**RECORDS FOR THE EXERCISE**
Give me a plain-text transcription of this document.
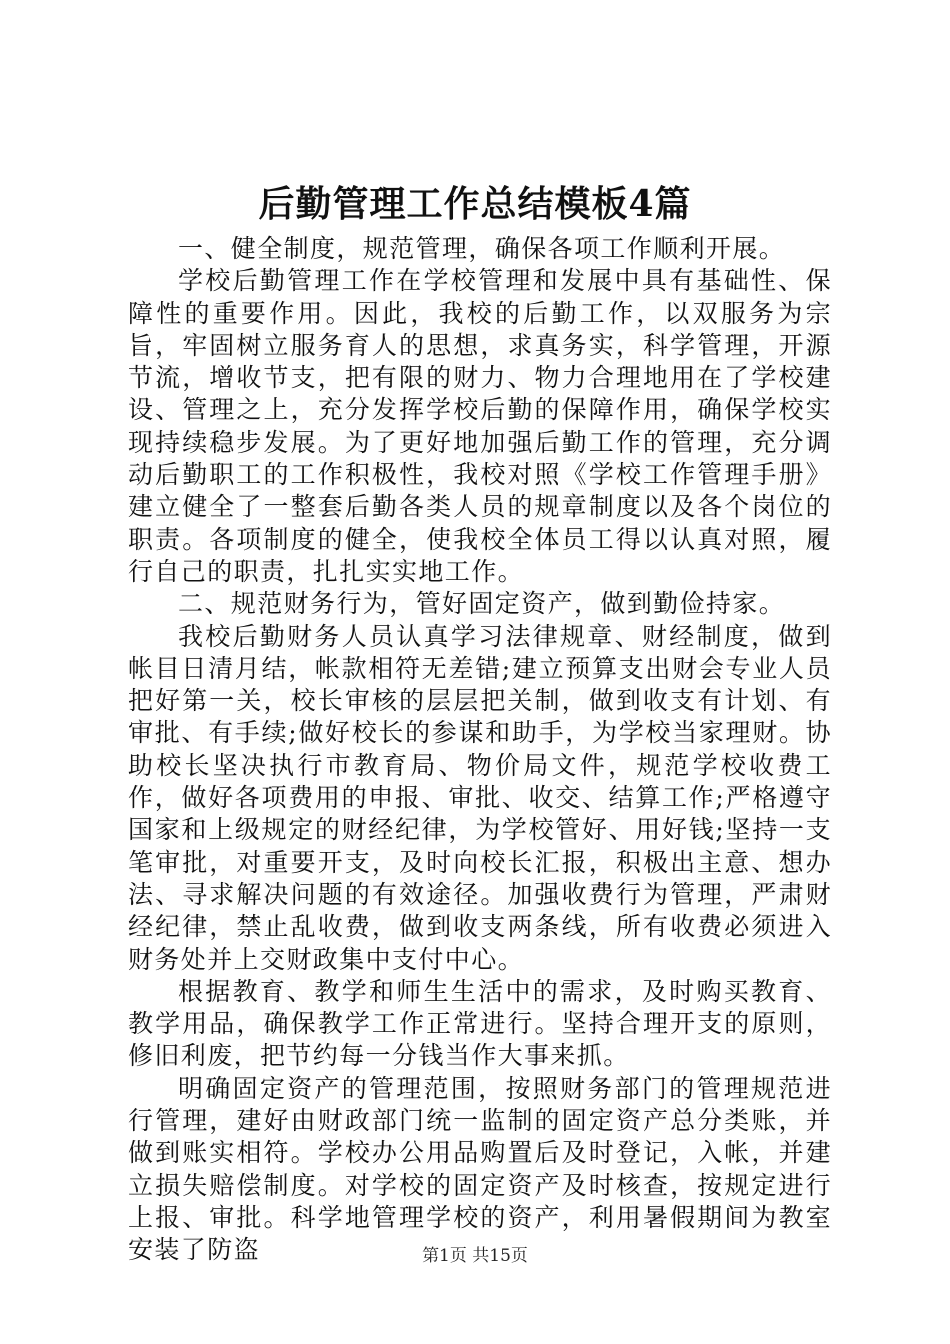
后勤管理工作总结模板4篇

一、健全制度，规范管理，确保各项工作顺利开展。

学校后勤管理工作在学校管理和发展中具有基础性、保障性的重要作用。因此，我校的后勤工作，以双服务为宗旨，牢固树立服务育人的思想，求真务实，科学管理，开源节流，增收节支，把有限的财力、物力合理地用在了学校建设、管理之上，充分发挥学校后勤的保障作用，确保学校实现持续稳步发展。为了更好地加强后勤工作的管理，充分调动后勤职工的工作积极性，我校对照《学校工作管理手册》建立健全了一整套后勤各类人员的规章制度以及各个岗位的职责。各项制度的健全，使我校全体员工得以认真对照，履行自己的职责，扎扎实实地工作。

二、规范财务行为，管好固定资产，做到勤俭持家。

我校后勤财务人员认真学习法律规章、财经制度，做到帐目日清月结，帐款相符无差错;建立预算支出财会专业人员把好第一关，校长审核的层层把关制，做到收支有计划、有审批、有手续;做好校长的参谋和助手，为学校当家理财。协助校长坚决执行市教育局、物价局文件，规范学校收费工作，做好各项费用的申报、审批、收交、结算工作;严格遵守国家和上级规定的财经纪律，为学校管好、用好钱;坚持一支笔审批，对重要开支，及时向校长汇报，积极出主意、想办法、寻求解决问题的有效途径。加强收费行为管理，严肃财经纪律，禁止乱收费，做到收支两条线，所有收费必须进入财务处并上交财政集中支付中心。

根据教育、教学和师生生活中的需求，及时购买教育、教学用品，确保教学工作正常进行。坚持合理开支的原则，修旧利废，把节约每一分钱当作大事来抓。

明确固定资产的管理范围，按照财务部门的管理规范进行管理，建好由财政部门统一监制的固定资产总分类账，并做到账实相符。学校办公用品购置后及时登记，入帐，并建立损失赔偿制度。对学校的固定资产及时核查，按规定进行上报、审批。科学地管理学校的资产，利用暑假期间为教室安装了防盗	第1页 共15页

**TASK BRIEF**
Without including the pictures, return each record above exactly as it stands.

**ANSWER FOR THE TASK**
Give me a plain-text transcription of this document.
后勤管理工作总结模板4篇

一、健全制度，规范管理，确保各项工作顺利开展。

学校后勤管理工作在学校管理和发展中具有基础性、保障性的重要作用。因此，我校的后勤工作，以双服务为宗旨，牢固树立服务育人的思想，求真务实，科学管理，开源节流，增收节支，把有限的财力、物力合理地用在了学校建设、管理之上，充分发挥学校后勤的保障作用，确保学校实现持续稳步发展。为了更好地加强后勤工作的管理，充分调动后勤职工的工作积极性，我校对照《学校工作管理手册》建立健全了一整套后勤各类人员的规章制度以及各个岗位的职责。各项制度的健全，使我校全体员工得以认真对照，履行自己的职责，扎扎实实地工作。

二、规范财务行为，管好固定资产，做到勤俭持家。

我校后勤财务人员认真学习法律规章、财经制度，做到帐目日清月结，帐款相符无差错;建立预算支出财会专业人员把好第一关，校长审核的层层把关制，做到收支有计划、有审批、有手续;做好校长的参谋和助手，为学校当家理财。协助校长坚决执行市教育局、物价局文件，规范学校收费工作，做好各项费用的申报、审批、收交、结算工作;严格遵守国家和上级规定的财经纪律，为学校管好、用好钱;坚持一支笔审批，对重要开支，及时向校长汇报，积极出主意、想办法、寻求解决问题的有效途径。加强收费行为管理，严肃财经纪律，禁止乱收费，做到收支两条线，所有收费必须进入财务处并上交财政集中支付中心。

根据教育、教学和师生生活中的需求，及时购买教育、教学用品，确保教学工作正常进行。坚持合理开支的原则，修旧利废，把节约每一分钱当作大事来抓。

明确固定资产的管理范围，按照财务部门的管理规范进行管理，建好由财政部门统一监制的固定资产总分类账，并做到账实相符。学校办公用品购置后及时登记，入帐，并建立损失赔偿制度。对学校的固定资产及时核查，按规定进行上报、审批。科学地管理学校的资产，利用暑假期间为教室安装了防盗	第1页 共15页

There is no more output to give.